Extract each line of the records below that contains the word "yang".

──────── Provided information ────────

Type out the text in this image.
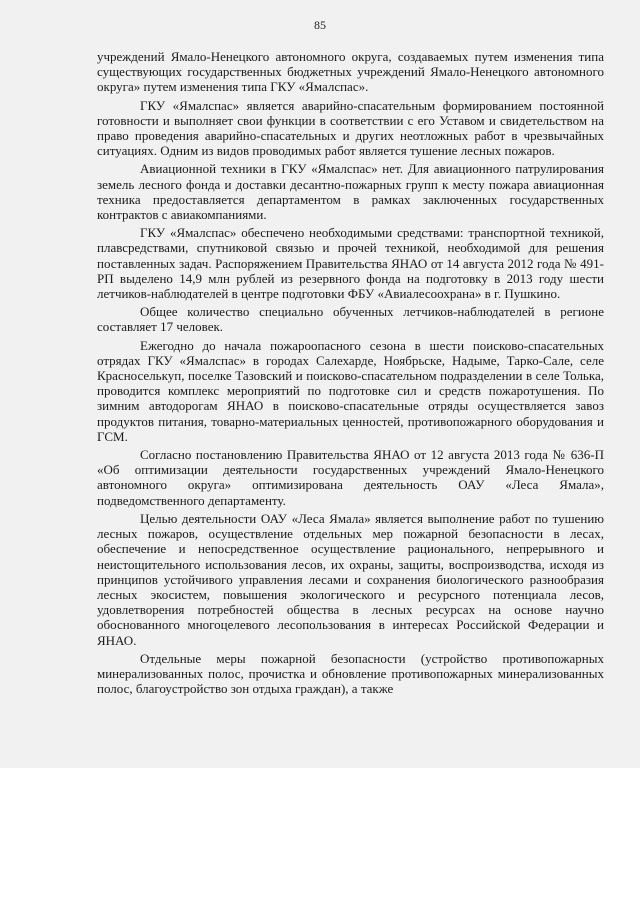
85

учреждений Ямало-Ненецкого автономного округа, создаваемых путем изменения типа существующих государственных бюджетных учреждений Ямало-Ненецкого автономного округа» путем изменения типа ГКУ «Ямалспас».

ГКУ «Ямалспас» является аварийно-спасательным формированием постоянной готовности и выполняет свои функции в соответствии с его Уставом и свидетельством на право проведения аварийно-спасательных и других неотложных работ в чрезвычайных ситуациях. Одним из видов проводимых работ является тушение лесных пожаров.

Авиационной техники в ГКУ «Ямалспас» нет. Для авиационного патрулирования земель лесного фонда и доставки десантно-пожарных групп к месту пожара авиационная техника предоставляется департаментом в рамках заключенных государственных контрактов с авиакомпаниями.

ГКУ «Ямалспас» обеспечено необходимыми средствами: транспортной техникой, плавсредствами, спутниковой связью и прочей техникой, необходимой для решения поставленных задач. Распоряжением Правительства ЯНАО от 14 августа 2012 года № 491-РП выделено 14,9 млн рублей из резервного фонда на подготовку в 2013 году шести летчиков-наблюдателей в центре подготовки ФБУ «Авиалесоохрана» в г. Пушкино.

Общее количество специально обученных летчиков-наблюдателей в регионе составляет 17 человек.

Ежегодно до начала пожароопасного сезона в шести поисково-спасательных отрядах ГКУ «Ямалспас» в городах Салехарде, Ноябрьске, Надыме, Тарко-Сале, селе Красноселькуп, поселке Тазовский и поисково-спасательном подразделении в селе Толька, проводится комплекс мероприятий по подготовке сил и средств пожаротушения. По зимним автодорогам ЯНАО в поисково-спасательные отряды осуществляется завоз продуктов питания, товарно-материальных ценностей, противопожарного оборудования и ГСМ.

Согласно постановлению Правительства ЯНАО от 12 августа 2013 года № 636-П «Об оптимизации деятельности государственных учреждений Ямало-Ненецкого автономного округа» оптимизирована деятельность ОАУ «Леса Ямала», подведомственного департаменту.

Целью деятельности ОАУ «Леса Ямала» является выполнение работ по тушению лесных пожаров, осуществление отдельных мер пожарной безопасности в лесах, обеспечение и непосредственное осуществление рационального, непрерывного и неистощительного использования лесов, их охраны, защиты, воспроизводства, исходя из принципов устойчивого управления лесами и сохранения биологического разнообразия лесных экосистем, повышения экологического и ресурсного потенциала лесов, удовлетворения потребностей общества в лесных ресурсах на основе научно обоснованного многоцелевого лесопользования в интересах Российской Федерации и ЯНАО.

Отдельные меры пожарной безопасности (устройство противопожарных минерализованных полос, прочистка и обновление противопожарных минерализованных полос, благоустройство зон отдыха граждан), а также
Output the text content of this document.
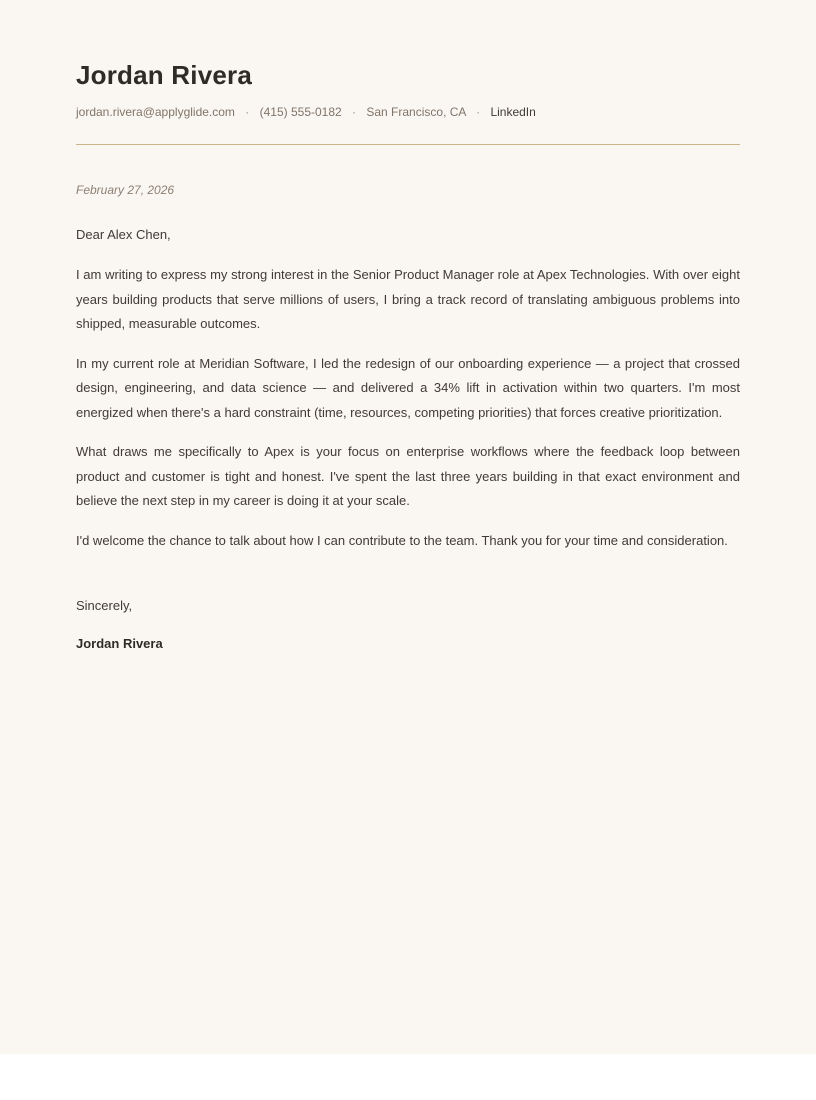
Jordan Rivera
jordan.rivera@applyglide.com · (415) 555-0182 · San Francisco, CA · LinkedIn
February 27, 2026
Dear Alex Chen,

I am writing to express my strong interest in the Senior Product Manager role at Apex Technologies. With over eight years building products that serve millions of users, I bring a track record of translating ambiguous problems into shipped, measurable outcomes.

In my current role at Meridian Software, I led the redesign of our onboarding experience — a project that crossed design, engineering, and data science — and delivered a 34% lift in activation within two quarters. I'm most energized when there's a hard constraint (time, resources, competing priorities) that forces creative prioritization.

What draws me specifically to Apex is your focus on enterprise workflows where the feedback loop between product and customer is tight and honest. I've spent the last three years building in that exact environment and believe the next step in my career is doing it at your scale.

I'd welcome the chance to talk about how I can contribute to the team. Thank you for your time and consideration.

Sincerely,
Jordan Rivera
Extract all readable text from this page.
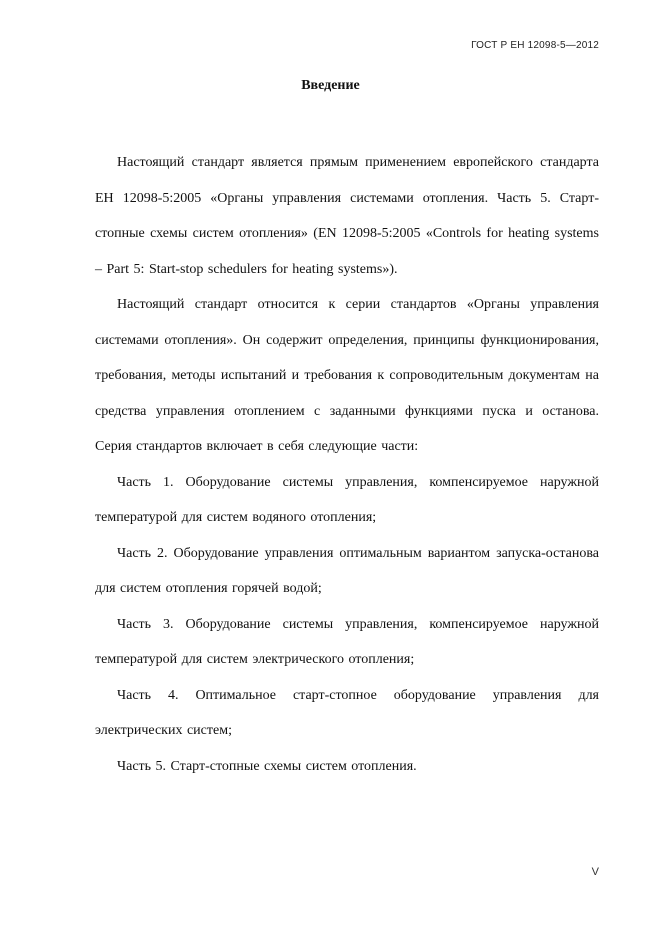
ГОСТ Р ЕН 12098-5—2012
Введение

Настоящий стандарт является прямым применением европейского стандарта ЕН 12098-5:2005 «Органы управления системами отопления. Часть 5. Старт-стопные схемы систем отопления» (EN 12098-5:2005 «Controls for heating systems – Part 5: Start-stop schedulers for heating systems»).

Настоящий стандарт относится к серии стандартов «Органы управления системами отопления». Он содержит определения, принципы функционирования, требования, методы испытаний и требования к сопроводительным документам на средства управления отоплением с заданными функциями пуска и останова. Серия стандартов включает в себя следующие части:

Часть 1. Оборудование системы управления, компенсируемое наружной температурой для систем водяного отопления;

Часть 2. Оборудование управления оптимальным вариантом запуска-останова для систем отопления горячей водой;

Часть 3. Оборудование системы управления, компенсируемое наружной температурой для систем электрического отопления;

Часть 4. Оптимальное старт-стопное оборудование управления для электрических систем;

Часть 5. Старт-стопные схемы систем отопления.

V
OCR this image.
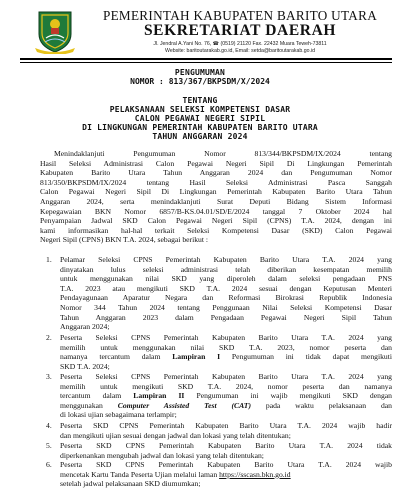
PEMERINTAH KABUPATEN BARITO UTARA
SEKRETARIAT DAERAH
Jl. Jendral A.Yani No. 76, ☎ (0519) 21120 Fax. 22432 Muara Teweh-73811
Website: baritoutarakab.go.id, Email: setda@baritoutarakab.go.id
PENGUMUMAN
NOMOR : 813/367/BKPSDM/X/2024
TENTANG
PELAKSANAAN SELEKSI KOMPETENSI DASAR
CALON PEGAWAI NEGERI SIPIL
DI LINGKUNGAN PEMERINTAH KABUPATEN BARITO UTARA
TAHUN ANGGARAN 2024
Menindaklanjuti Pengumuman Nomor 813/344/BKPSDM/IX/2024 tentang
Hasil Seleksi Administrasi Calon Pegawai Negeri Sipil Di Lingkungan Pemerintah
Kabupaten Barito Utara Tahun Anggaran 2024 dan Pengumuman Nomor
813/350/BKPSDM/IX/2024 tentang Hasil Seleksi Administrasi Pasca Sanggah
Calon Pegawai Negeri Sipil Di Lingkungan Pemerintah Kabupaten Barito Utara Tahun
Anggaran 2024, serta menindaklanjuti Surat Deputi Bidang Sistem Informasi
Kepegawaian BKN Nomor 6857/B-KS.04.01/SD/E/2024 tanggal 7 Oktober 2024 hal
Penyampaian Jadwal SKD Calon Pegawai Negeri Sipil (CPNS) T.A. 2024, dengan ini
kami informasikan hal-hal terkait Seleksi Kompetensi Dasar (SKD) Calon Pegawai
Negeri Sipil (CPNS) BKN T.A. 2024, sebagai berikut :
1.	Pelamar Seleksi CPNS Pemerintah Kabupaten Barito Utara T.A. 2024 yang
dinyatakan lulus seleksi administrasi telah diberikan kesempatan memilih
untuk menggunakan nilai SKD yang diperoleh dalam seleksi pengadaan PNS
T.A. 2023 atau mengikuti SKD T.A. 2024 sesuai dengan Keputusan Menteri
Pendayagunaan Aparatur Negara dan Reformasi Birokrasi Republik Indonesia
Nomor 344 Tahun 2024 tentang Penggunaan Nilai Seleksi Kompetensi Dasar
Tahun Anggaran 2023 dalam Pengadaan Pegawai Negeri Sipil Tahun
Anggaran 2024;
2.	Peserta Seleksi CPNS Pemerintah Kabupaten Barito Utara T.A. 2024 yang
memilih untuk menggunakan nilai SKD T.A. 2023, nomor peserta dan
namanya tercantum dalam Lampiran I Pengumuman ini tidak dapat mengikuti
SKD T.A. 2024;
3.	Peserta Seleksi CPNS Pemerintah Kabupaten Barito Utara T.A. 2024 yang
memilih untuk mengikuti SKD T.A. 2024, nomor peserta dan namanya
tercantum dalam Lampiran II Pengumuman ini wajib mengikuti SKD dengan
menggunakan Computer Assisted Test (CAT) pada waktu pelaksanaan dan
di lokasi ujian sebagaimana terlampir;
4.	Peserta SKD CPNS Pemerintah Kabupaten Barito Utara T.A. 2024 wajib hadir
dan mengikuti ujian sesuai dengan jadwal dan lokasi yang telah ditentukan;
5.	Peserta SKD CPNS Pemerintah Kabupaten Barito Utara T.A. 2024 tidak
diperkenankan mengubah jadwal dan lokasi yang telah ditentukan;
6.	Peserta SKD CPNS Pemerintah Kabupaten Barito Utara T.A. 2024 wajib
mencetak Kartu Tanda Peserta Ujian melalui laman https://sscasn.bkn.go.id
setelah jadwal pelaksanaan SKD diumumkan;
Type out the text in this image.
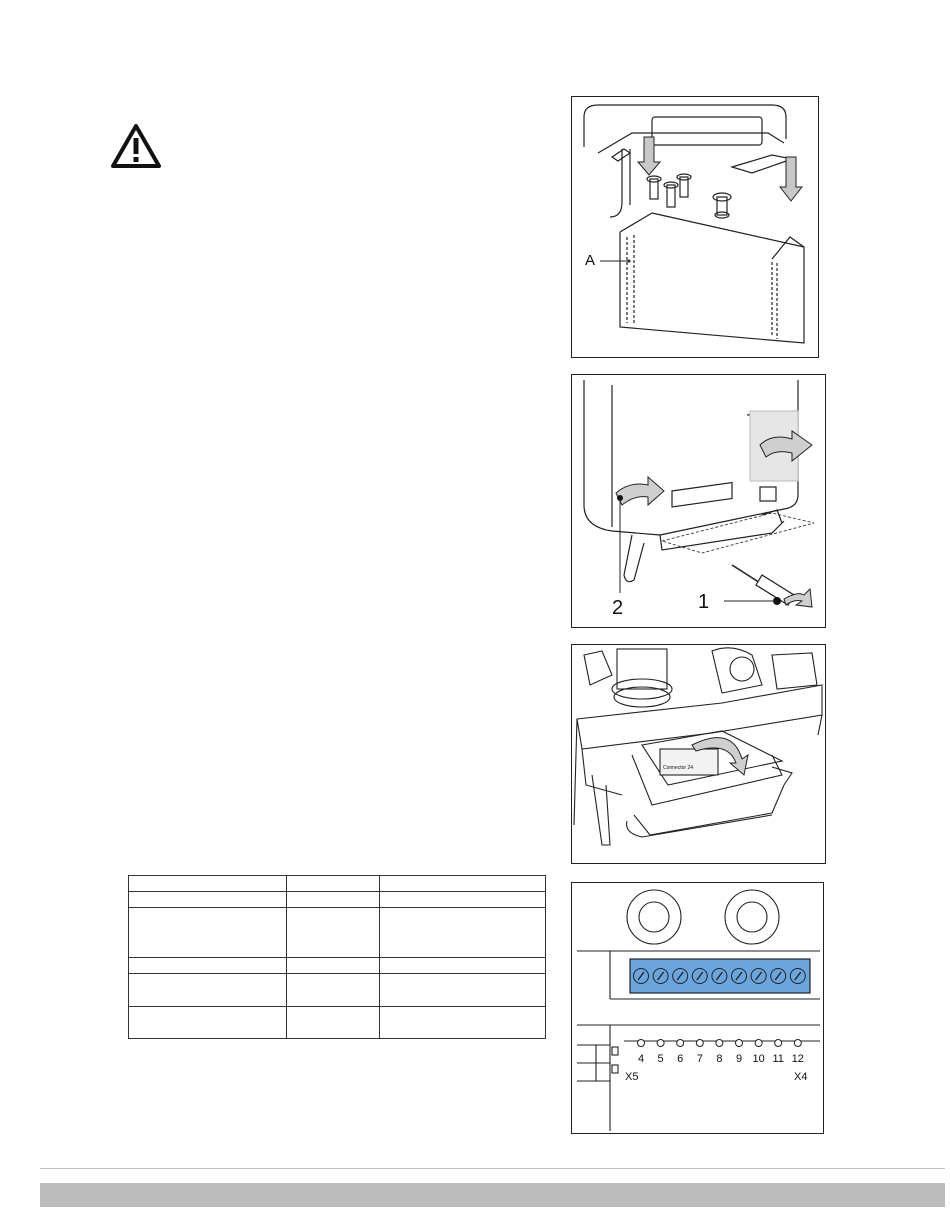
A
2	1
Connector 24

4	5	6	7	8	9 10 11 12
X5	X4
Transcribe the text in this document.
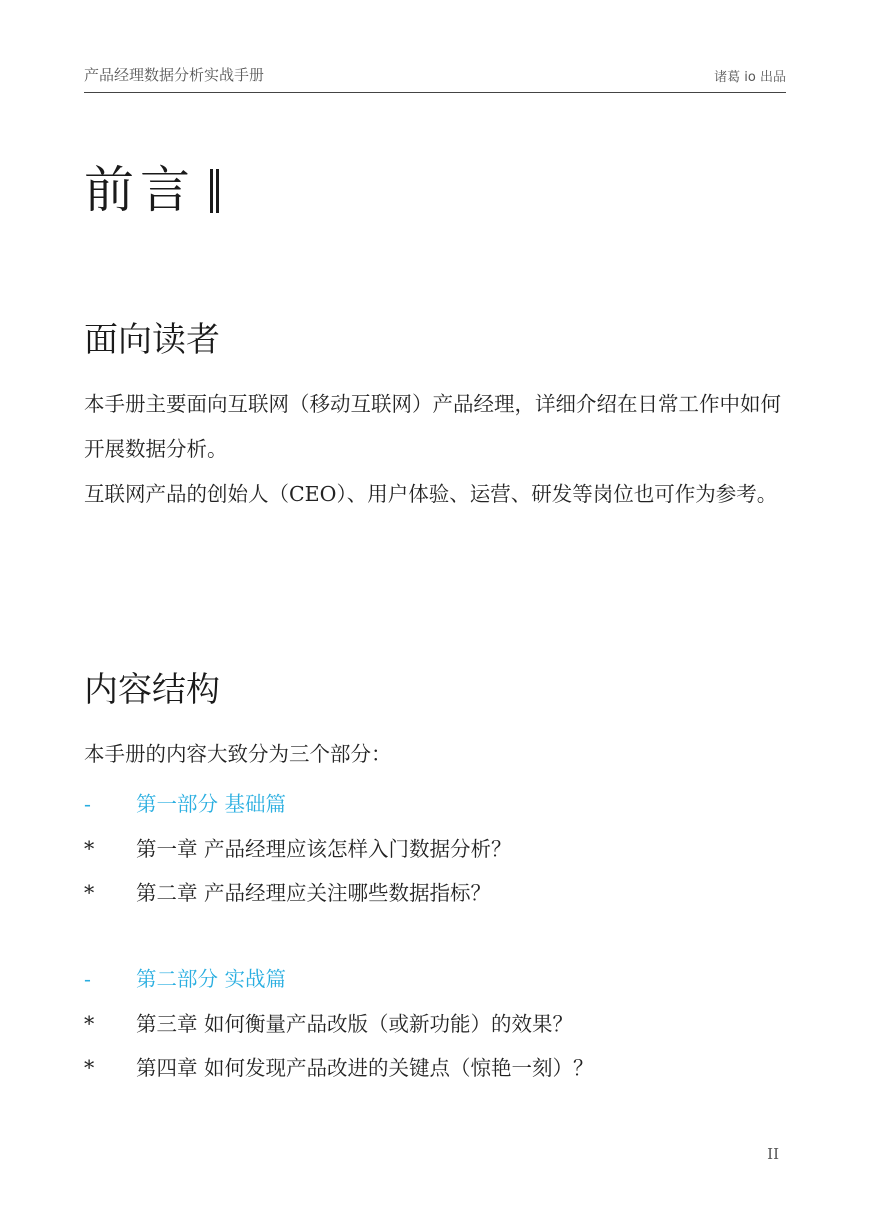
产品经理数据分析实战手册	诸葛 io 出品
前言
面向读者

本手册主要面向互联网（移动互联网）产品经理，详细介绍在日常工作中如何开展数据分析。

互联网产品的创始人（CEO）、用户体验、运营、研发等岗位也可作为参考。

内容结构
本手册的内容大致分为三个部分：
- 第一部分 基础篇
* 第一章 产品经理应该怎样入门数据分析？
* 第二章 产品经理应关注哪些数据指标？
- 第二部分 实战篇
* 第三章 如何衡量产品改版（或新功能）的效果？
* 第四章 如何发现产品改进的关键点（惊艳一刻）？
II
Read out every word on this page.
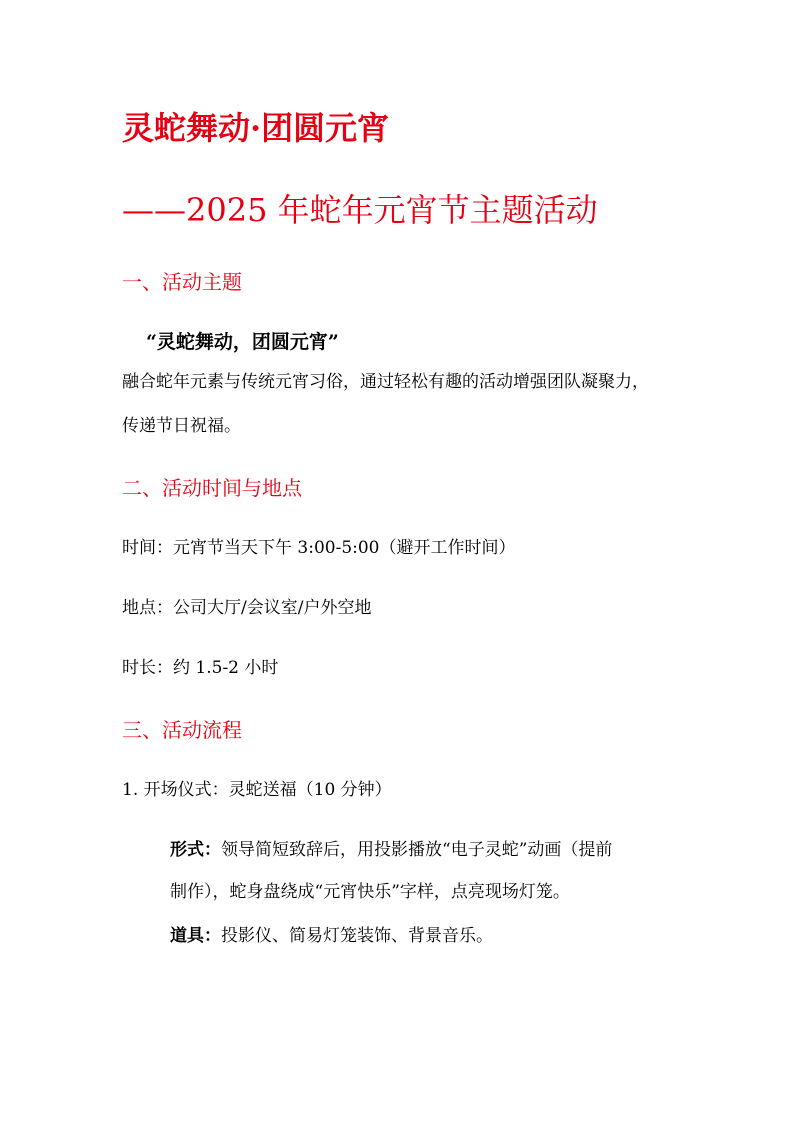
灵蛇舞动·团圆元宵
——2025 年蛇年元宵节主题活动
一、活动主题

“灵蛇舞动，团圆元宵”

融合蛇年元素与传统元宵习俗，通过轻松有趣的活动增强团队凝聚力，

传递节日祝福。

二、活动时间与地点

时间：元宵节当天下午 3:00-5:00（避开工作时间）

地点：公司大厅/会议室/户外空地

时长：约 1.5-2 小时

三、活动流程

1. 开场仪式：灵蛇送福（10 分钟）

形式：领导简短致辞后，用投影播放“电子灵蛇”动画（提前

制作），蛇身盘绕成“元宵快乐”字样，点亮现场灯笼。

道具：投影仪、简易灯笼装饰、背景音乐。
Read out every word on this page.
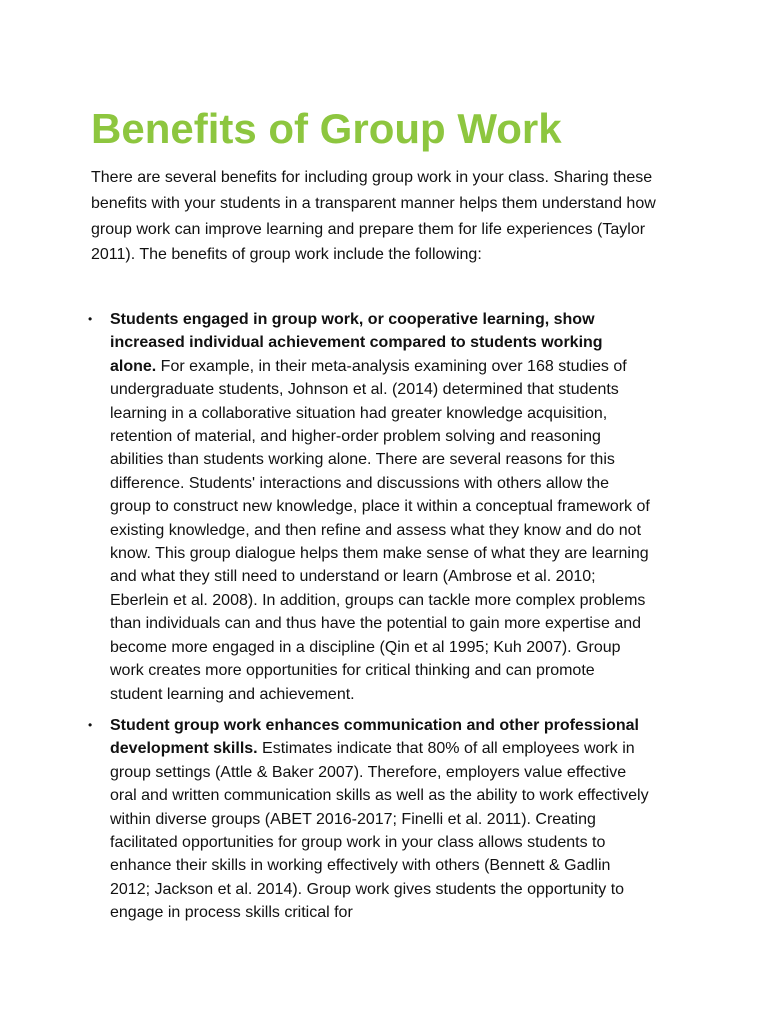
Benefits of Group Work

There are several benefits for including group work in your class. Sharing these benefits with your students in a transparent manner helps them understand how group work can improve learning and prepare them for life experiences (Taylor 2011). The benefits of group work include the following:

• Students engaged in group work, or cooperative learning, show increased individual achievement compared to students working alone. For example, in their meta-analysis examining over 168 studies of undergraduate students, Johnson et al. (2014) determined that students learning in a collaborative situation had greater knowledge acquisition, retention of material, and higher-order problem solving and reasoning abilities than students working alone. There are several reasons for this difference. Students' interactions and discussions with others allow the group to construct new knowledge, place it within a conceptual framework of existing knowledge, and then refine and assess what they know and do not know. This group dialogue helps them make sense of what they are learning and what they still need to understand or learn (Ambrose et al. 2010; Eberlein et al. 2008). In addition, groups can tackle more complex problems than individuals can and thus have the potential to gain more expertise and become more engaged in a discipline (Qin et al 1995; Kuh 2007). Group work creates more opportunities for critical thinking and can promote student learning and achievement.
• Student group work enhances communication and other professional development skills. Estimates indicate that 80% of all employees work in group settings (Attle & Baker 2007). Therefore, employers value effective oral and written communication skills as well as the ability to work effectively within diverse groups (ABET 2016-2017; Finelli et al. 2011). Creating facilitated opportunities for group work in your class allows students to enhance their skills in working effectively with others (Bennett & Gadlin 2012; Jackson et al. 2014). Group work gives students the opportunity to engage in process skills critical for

────────

» Response:
1.	Pelamar Seleksi CPNS Pemerintah Kabupaten Barito Utara T.A. 2024 yang
untuk menggunakan nilai SKD yang diperoleh dalam seleksi pengadaan PNS
2.	Peserta Seleksi CPNS Pemerintah Kabupaten Barito Utara T.A. 2024 yang
3.	Peserta Seleksi CPNS Pemerintah Kabupaten Barito Utara T.A. 2024 yang
dan mengikuti ujian sesuai dengan jadwal dan lokasi yang telah ditentukan;
diperkenankan mengubah jadwal dan lokasi yang telah ditentukan;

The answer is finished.